- SHORT TASK
Copy the data from its first line through the line containing "plus-icon [618, 1480, 646, 1508]", swapping "app-bar" for "top-bar" and leaving everything else unchanged.

- DATA SHOWN

>> START

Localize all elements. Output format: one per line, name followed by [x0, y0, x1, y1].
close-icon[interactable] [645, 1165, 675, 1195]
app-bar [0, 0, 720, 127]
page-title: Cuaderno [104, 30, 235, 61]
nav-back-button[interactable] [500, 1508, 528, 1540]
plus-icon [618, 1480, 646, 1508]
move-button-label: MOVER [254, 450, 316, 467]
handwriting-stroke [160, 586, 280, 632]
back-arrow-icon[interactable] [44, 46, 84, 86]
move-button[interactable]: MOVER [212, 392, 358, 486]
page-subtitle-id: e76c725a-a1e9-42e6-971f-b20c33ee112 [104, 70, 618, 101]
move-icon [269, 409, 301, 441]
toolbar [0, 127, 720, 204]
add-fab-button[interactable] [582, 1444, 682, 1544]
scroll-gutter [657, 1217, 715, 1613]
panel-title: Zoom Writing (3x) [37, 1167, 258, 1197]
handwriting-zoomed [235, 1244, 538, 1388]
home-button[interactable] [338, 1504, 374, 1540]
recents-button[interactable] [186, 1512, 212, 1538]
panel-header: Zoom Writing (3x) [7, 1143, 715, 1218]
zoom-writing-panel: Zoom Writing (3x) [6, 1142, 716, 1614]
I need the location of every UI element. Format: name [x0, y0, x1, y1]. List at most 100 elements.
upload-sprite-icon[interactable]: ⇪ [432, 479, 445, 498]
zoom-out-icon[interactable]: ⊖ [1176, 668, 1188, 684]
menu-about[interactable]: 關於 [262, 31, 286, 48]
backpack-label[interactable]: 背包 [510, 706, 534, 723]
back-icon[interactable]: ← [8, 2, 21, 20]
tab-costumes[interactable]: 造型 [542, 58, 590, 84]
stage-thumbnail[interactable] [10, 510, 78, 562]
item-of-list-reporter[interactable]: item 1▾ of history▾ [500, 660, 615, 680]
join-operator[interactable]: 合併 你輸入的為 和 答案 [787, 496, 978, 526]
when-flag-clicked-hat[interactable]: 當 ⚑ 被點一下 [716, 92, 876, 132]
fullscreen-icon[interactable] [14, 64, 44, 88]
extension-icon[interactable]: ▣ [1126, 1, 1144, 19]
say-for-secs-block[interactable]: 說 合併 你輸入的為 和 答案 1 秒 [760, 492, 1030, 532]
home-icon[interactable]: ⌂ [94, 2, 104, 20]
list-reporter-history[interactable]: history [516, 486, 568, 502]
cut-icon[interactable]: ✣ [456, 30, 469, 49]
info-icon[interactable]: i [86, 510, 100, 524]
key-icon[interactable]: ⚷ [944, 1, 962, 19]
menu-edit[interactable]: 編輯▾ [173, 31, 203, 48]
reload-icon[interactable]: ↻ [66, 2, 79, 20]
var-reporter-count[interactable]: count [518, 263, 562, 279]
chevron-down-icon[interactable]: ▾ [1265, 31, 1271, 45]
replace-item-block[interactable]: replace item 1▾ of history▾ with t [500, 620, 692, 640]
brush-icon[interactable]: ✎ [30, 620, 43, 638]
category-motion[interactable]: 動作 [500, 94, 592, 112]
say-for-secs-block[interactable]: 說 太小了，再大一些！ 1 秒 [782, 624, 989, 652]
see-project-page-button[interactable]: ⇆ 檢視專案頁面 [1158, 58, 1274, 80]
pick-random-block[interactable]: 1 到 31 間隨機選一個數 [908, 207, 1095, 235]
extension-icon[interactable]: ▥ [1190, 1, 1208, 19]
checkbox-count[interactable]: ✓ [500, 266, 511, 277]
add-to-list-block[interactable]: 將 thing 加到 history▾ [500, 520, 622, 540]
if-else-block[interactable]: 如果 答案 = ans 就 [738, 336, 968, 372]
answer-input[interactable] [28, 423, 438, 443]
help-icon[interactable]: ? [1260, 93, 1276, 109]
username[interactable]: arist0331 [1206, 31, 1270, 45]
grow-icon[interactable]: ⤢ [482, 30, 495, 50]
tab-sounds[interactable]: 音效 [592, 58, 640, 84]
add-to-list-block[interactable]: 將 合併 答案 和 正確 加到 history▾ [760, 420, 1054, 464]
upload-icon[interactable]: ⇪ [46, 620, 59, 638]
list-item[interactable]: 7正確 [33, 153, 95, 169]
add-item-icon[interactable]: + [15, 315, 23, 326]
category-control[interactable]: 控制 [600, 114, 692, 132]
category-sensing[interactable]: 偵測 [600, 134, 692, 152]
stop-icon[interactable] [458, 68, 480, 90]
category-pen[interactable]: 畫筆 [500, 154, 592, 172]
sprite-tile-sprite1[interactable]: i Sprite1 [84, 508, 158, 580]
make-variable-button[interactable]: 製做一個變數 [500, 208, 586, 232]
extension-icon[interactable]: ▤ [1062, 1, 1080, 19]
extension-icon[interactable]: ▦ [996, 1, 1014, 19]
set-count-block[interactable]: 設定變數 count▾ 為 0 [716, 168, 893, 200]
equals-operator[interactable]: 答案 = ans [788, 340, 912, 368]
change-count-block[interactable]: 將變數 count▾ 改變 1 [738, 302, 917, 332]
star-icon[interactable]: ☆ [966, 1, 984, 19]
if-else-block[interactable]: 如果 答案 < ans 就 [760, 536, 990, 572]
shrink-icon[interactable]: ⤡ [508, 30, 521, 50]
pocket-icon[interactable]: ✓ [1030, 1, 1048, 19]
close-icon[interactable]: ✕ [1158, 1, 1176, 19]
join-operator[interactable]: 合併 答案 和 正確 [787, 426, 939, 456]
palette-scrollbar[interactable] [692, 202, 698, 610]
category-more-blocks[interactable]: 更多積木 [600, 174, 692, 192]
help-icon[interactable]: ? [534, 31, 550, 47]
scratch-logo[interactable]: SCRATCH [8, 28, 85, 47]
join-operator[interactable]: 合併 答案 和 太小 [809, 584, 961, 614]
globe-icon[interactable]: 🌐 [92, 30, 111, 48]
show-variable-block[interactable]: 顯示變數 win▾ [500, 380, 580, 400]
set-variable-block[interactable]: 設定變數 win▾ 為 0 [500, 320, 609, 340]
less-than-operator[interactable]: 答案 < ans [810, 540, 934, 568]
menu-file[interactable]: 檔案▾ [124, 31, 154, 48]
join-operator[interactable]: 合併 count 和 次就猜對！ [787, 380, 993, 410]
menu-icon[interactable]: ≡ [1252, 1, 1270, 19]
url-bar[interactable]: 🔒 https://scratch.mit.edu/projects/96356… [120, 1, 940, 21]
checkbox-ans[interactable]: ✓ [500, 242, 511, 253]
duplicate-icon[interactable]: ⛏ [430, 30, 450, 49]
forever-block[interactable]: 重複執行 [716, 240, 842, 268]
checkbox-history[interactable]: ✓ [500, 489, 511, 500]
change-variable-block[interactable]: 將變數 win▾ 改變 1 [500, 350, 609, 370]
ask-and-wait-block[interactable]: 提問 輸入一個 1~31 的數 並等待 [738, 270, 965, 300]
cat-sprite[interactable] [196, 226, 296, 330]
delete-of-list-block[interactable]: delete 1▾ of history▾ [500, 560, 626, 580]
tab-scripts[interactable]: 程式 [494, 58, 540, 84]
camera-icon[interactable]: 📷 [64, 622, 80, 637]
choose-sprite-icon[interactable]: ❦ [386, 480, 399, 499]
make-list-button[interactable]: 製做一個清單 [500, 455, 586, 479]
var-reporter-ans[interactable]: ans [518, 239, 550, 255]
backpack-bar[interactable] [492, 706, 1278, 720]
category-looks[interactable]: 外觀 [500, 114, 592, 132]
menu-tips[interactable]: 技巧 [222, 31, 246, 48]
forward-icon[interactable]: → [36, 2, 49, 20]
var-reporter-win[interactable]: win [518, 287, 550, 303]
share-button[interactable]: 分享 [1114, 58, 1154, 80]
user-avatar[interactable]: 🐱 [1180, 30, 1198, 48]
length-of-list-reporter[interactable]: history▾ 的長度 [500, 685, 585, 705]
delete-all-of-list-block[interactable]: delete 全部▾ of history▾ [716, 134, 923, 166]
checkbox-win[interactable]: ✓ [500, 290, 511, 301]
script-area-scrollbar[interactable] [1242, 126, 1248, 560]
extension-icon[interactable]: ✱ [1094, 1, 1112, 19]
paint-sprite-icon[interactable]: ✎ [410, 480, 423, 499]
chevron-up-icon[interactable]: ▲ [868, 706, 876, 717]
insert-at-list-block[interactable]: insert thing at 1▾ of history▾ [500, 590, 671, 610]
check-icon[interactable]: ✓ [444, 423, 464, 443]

>> END

- FINAL RESULT
Localize all elements. Output format: one per line, name followed by [x0, y0, x1, y1].
close-icon[interactable] [645, 1165, 675, 1195]
top-bar [0, 0, 720, 127]
page-title: Cuaderno [104, 30, 235, 61]
nav-back-button[interactable] [500, 1508, 528, 1540]
plus-icon [618, 1480, 646, 1508]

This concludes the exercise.